:: Information shown ::
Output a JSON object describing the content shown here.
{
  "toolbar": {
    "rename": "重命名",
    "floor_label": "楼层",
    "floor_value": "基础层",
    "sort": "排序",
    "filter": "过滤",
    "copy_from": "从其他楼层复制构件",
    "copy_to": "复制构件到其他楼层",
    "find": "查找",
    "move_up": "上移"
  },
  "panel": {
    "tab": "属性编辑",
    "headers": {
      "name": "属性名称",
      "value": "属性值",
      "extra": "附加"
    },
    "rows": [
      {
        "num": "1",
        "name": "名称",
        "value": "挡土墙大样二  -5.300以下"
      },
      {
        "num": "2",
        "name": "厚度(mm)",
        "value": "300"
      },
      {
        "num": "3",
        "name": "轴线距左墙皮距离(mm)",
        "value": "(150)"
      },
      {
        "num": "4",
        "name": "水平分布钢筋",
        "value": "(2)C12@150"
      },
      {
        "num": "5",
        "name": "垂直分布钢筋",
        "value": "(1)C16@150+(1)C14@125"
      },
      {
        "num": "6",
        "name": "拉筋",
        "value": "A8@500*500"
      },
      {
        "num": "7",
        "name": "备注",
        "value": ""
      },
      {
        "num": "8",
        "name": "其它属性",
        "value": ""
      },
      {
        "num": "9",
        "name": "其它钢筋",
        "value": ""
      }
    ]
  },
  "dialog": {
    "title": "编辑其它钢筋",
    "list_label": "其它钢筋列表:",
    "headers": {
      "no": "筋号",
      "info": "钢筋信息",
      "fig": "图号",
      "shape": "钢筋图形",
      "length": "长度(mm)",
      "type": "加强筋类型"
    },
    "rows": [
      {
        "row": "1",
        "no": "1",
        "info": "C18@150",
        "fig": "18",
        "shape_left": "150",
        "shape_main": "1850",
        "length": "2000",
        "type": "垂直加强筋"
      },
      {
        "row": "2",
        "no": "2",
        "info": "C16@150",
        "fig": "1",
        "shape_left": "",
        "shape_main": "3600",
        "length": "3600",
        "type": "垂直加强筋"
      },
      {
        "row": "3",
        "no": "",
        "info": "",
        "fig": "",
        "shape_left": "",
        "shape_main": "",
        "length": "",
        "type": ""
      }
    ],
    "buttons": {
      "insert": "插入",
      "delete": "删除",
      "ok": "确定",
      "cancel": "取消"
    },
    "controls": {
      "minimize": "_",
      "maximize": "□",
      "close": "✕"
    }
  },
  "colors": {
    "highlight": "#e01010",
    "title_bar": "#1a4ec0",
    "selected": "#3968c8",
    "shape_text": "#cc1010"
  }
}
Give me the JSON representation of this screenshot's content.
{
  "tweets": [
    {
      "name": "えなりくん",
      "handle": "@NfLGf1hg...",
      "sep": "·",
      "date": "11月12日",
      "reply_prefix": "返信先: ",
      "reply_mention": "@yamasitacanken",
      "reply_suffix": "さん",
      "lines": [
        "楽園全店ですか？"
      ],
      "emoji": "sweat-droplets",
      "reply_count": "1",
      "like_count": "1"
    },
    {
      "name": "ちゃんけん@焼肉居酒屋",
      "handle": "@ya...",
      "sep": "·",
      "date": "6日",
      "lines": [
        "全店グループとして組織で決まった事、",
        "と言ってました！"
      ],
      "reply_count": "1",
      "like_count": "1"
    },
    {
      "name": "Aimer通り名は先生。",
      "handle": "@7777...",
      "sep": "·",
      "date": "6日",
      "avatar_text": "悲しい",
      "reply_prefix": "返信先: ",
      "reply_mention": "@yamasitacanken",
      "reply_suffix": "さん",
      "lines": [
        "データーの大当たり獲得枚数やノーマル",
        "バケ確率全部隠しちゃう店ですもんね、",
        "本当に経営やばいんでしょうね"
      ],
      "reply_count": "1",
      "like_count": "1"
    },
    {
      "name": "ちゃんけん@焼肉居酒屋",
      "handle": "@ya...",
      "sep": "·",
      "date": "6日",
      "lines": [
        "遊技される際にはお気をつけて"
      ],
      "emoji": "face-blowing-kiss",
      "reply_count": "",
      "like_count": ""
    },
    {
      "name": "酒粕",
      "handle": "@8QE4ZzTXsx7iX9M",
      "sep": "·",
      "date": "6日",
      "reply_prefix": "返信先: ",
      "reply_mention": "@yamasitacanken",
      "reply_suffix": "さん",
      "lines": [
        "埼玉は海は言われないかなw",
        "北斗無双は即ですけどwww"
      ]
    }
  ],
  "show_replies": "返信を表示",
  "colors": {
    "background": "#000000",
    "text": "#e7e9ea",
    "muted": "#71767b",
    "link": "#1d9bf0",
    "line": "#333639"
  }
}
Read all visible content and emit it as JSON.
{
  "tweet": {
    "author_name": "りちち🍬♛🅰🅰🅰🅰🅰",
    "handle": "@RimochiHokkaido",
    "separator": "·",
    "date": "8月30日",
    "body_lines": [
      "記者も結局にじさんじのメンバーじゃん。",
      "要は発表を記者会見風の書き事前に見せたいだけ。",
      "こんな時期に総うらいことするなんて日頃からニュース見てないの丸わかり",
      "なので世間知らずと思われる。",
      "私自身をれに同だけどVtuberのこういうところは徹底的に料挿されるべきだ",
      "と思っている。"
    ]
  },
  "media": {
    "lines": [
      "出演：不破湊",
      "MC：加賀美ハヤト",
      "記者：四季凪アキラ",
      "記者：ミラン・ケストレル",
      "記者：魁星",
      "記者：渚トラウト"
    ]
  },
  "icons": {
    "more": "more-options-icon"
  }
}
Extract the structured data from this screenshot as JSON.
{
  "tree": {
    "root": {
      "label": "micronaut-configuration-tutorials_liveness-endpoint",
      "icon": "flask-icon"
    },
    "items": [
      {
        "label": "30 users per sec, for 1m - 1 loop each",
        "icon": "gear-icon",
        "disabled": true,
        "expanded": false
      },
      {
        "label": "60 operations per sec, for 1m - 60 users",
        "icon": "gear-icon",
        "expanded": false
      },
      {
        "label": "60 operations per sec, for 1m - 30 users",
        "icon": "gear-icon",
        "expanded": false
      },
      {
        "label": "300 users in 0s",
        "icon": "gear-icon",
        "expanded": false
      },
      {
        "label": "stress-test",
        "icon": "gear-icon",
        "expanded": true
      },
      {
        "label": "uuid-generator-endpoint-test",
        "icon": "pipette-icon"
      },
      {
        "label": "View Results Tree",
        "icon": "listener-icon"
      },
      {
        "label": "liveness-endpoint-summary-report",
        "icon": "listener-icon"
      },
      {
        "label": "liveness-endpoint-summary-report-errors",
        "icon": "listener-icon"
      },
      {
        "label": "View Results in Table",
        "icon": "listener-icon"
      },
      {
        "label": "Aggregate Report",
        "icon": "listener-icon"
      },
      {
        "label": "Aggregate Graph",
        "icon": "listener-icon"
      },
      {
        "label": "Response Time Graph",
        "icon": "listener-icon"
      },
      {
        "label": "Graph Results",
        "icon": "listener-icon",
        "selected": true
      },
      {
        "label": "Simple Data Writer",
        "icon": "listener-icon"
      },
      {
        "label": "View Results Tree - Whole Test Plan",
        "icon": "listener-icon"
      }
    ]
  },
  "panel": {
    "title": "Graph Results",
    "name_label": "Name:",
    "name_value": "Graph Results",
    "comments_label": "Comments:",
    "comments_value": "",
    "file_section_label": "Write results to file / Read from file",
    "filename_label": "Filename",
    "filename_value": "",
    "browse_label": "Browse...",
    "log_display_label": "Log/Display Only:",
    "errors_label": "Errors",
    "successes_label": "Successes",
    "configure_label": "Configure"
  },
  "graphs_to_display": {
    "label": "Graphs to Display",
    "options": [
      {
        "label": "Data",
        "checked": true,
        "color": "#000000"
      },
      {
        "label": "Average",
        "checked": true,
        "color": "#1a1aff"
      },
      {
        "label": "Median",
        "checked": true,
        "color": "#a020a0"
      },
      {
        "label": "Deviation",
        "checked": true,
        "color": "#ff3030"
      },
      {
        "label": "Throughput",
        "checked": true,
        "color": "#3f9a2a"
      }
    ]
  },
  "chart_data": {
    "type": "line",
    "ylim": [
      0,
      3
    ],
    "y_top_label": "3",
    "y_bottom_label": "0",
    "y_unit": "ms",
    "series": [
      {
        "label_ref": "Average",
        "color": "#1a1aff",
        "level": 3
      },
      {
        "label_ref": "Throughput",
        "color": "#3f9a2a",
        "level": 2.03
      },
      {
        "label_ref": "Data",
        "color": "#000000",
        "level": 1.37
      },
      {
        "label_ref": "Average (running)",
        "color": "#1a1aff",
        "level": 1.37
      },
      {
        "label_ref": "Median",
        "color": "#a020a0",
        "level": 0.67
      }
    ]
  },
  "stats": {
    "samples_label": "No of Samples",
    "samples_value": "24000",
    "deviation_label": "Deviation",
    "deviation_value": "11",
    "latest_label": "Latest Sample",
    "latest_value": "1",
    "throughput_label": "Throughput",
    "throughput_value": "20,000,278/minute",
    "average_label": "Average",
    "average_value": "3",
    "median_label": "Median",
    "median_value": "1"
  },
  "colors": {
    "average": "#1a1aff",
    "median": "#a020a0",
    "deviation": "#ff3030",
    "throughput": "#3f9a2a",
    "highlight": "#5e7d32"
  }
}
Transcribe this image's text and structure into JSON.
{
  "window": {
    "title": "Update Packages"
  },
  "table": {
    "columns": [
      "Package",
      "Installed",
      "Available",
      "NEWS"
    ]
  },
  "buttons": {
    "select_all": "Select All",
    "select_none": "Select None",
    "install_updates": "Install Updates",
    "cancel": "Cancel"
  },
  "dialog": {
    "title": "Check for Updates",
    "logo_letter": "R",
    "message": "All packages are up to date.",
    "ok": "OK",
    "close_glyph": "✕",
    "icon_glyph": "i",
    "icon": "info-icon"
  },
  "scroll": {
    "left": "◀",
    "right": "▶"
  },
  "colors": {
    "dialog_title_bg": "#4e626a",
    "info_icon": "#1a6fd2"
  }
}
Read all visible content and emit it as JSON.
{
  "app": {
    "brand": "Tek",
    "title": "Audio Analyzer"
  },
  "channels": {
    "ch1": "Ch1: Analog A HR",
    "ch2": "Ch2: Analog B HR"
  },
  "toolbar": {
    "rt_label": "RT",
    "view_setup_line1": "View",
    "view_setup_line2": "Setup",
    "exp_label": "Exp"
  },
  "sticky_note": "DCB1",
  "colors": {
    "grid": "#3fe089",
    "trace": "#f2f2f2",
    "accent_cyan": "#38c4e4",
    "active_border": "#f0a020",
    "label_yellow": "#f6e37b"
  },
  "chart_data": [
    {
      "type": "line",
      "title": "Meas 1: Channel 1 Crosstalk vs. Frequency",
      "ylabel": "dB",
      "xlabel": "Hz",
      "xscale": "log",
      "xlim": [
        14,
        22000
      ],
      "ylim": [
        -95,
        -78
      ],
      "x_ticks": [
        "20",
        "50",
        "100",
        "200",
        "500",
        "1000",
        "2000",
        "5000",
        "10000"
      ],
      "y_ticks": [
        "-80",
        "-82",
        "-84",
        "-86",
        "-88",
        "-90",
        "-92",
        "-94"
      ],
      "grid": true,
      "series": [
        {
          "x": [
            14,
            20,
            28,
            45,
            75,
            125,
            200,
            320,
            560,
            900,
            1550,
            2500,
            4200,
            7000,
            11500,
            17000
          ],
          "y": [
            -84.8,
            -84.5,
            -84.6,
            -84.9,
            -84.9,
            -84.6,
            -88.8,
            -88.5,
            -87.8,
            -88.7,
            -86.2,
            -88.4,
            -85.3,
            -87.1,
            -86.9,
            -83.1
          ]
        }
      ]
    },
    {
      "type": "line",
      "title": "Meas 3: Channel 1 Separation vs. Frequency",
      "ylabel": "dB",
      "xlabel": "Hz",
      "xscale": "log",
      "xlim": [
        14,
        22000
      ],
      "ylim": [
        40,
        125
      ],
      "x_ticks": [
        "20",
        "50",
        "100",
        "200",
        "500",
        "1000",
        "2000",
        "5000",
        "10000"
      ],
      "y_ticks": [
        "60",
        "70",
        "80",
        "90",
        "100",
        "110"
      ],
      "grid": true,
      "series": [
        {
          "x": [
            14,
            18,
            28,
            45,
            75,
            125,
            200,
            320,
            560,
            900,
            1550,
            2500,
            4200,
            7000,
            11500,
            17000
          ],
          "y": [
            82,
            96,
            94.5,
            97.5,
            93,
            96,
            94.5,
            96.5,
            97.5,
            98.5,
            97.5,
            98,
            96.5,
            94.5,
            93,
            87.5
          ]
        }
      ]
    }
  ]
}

:: Direction ::
Look through the entries above and list every line containing "length".

:: Finished task ::
      "length": "长度(mm)",
        "length": "2000",
        "length": "3600",
        "length": "",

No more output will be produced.